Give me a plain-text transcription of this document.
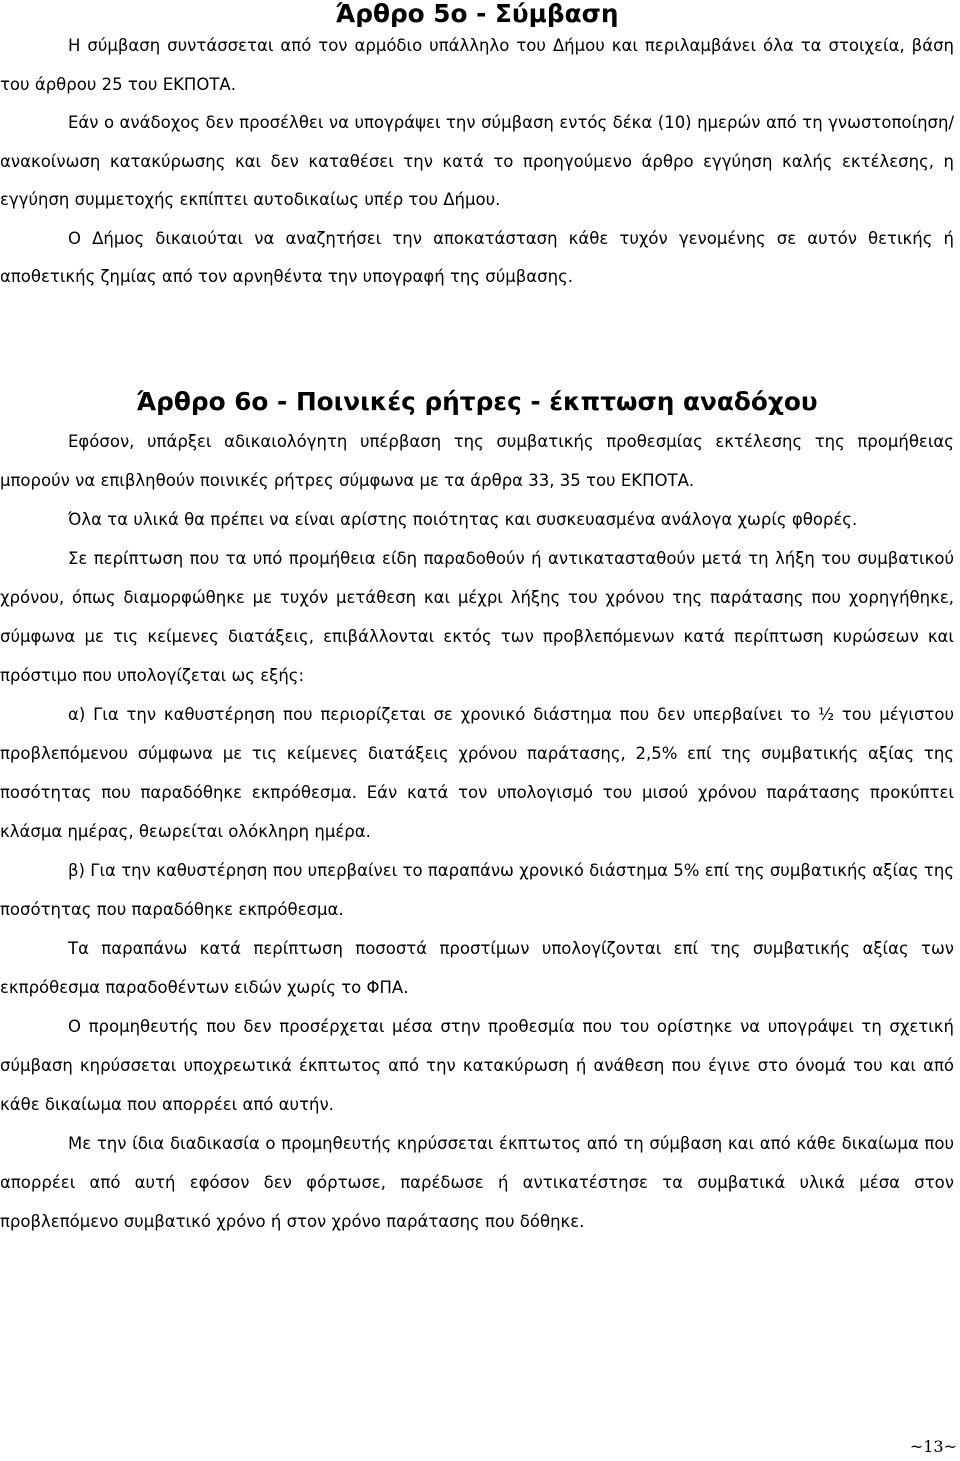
Άρθρο 5ο - Σύμβαση

Η σύμβαση συντάσσεται από τον αρμόδιο υπάλληλο του Δήμου και περιλαμβάνει όλα τα στοιχεία, βάση του άρθρου 25 του ΕΚΠΟΤΑ.

Εάν ο ανάδοχος δεν προσέλθει να υπογράψει την σύμβαση εντός δέκα (10) ημερών από τη γνωστοποίηση/ανακοίνωση κατακύρωσης και δεν καταθέσει την κατά το προηγούμενο άρθρο εγγύηση καλής εκτέλεσης, η εγγύηση συμμετοχής εκπίπτει αυτοδικαίως υπέρ του Δήμου.

Ο Δήμος δικαιούται να αναζητήσει την αποκατάσταση κάθε τυχόν γενομένης σε αυτόν θετικής ή αποθετικής ζημίας από τον αρνηθέντα την υπογραφή της σύμβασης.

Άρθρο 6ο - Ποινικές ρήτρες - έκπτωση αναδόχου

Εφόσον, υπάρξει αδικαιολόγητη υπέρβαση της συμβατικής προθεσμίας εκτέλεσης της προμήθειας μπορούν να επιβληθούν ποινικές ρήτρες σύμφωνα με τα άρθρα 33, 35 του ΕΚΠΟΤΑ.

Όλα τα υλικά θα πρέπει να είναι αρίστης ποιότητας και συσκευασμένα ανάλογα χωρίς φθορές.

Σε περίπτωση που τα υπό προμήθεια είδη παραδοθούν ή αντικατασταθούν μετά τη λήξη του συμβατικού χρόνου, όπως διαμορφώθηκε με τυχόν μετάθεση και μέχρι λήξης του χρόνου της παράτασης που χορηγήθηκε, σύμφωνα με τις κείμενες διατάξεις, επιβάλλονται εκτός των προβλεπόμενων κατά περίπτωση κυρώσεων και πρόστιμο που υπολογίζεται ως εξής:

α) Για την καθυστέρηση που περιορίζεται σε χρονικό διάστημα που δεν υπερβαίνει το ½ του μέγιστου προβλεπόμενου σύμφωνα με τις κείμενες διατάξεις χρόνου παράτασης, 2,5% επί της συμβατικής αξίας της ποσότητας που παραδόθηκε εκπρόθεσμα. Εάν κατά τον υπολογισμό του μισού χρόνου παράτασης προκύπτει κλάσμα ημέρας, θεωρείται ολόκληρη ημέρα.

β) Για την καθυστέρηση που υπερβαίνει το παραπάνω χρονικό διάστημα 5% επί της συμβατικής αξίας της ποσότητας που παραδόθηκε εκπρόθεσμα.

Τα παραπάνω κατά περίπτωση ποσοστά προστίμων υπολογίζονται επί της συμβατικής αξίας των εκπρόθεσμα παραδοθέντων ειδών χωρίς το ΦΠΑ.

Ο προμηθευτής που δεν προσέρχεται μέσα στην προθεσμία που του ορίστηκε να υπογράψει τη σχετική σύμβαση κηρύσσεται υποχρεωτικά έκπτωτος από την κατακύρωση ή ανάθεση που έγινε στο όνομά του και από κάθε δικαίωμα που απορρέει από αυτήν.

Με την ίδια διαδικασία ο προμηθευτής κηρύσσεται έκπτωτος από τη σύμβαση και από κάθε δικαίωμα που απορρέει από αυτή εφόσον δεν φόρτωσε, παρέδωσε ή αντικατέστησε τα συμβατικά υλικά μέσα στον προβλεπόμενο συμβατικό χρόνο ή στον χρόνο παράτασης που δόθηκε.

~13~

> [What the task asks]:
List all lines from the entries that include the word "χρονικό".

> [Correct response]:
α) Για την καθυστέρηση που περιορίζεται σε χρονικό διάστημα που δεν υπερβαίνει το ½ του μέγιστου προβλεπόμενου σύμφωνα με τις κείμενες διατάξεις χρόνου παράτασης, 2,5% επί της συμβατικής αξίας της ποσότητας που παραδόθηκε εκπρόθεσμα. Εάν κατά τον υπολογισμό του μισού χρόνου παράτασης προκύπτει κλάσμα ημέρας, θεωρείται ολόκληρη ημέρα.
β) Για την καθυστέρηση που υπερβαίνει το παραπάνω χρονικό διάστημα 5% επί της συμβατικής αξίας της ποσότητας που παραδόθηκε εκπρόθεσμα.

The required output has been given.